• _WRITTEN TASK_
Exactly reproduce the lines that follow.

========

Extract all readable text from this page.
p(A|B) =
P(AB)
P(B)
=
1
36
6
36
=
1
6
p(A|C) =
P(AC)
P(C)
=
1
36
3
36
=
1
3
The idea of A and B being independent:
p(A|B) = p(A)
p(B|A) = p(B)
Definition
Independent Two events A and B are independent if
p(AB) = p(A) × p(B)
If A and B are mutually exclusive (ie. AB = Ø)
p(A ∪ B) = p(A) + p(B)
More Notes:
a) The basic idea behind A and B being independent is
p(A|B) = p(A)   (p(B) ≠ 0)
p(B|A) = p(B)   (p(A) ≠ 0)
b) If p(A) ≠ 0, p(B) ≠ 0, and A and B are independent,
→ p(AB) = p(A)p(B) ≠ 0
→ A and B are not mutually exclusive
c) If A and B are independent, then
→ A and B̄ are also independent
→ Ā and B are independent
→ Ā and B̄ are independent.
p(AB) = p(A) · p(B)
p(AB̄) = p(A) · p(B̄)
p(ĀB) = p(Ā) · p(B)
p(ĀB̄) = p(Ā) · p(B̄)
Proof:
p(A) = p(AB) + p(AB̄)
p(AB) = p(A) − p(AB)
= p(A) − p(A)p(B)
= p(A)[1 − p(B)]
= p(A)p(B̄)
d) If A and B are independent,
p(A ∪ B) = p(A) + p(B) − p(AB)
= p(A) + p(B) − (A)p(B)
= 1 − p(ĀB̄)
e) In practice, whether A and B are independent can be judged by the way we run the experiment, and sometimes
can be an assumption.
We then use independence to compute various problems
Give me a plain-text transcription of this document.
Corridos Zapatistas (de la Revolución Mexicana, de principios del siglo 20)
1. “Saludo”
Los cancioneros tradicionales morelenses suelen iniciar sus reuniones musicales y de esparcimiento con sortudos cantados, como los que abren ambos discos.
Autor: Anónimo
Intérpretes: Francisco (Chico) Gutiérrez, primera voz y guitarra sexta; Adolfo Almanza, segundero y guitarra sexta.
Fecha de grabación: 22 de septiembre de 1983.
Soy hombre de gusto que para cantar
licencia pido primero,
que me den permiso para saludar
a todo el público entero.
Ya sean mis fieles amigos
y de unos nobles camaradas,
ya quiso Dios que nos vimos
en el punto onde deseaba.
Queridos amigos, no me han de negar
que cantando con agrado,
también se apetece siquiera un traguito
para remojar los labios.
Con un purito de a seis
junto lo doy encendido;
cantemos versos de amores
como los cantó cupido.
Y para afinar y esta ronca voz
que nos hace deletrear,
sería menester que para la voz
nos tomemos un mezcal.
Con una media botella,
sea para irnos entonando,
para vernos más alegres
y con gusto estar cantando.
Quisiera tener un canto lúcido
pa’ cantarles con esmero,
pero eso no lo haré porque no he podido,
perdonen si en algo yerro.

========

• _SOLUTION TO THIS EXERCISE_
Extract all readable text from this page.
p(A|B) =
P(AB)
P(B)
=
1
36
6
36
=
1
6
p(A|C) =
P(AC)
P(C)
=
1
36
3
36
=
1
3
The idea of A and B being independent:
p(A|B) = p(A)
p(B|A) = p(B)
Definition
Independent Two events A and B are independent if
p(AB) = p(A) × p(B)
If A and B are mutually exclusive (ie. AB = Ø)
p(A ∪ B) = p(A) + p(B)
More Notes:
a) The basic idea behind A and B being independent is
p(A|B) = p(A)   (p(B) ≠ 0)
p(B|A) = p(B)   (p(A) ≠ 0)
b) If p(A) ≠ 0, p(B) ≠ 0, and A and B are independent,
→ p(AB) = p(A)p(B) ≠ 0
→ A and B are not mutually exclusive
c) If A and B are independent, then
→ A and B̄ are also independent
→ Ā and B are independent
→ Ā and B̄ are independent.
p(AB) = p(A) · p(B)
p(AB̄) = p(A) · p(B̄)
p(ĀB) = p(Ā) · p(B)
p(ĀB̄) = p(Ā) · p(B̄)
Proof:
p(A) = p(AB) + p(AB̄)
p(AB) = p(A) − p(AB)
= p(A) − p(A)p(B)
= p(A)[1 − p(B)]
= p(A)p(B̄)
d) If A and B are independent,
p(A ∪ B) = p(A) + p(B) − p(AB)
= p(A) + p(B) − (A)p(B)
= 1 − p(ĀB̄)
e) In practice, whether A and B are independent can be judged by the way we run the experiment, and sometimes
can be an assumption.
We then use independence to compute various problems
Give me a plain-text transcription of this document.
Corridos Zapatistas (de la Revolución Mexicana, de principios del siglo 20)
1. “Saludo”
Los cancioneros tradicionales morelenses suelen iniciar sus reuniones musicales y de esparcimiento con sortudos cantados, como los que abren ambos discos.
Autor: Anónimo
Intérpretes: Francisco (Chico) Gutiérrez, primera voz y guitarra sexta; Adolfo Almanza, segundero y guitarra sexta.
Fecha de grabación: 22 de septiembre de 1983.
Soy hombre de gusto que para cantar
licencia pido primero,
que me den permiso para saludar
a todo el público entero.
Ya sean mis fieles amigos
y de unos nobles camaradas,
ya quiso Dios que nos vimos
en el punto onde deseaba.
Queridos amigos, no me han de negar
que cantando con agrado,
también se apetece siquiera un traguito
para remojar los labios.
Con un purito de a seis
junto lo doy encendido;
cantemos versos de amores
como los cantó cupido.
Y para afinar y esta ronca voz
que nos hace deletrear,
sería menester que para la voz
nos tomemos un mezcal.
Con una media botella,
sea para irnos entonando,
para vernos más alegres
y con gusto estar cantando.
Quisiera tener un canto lúcido
pa’ cantarles con esmero,
pero eso no lo haré porque no he podido,
perdonen si en algo yerro.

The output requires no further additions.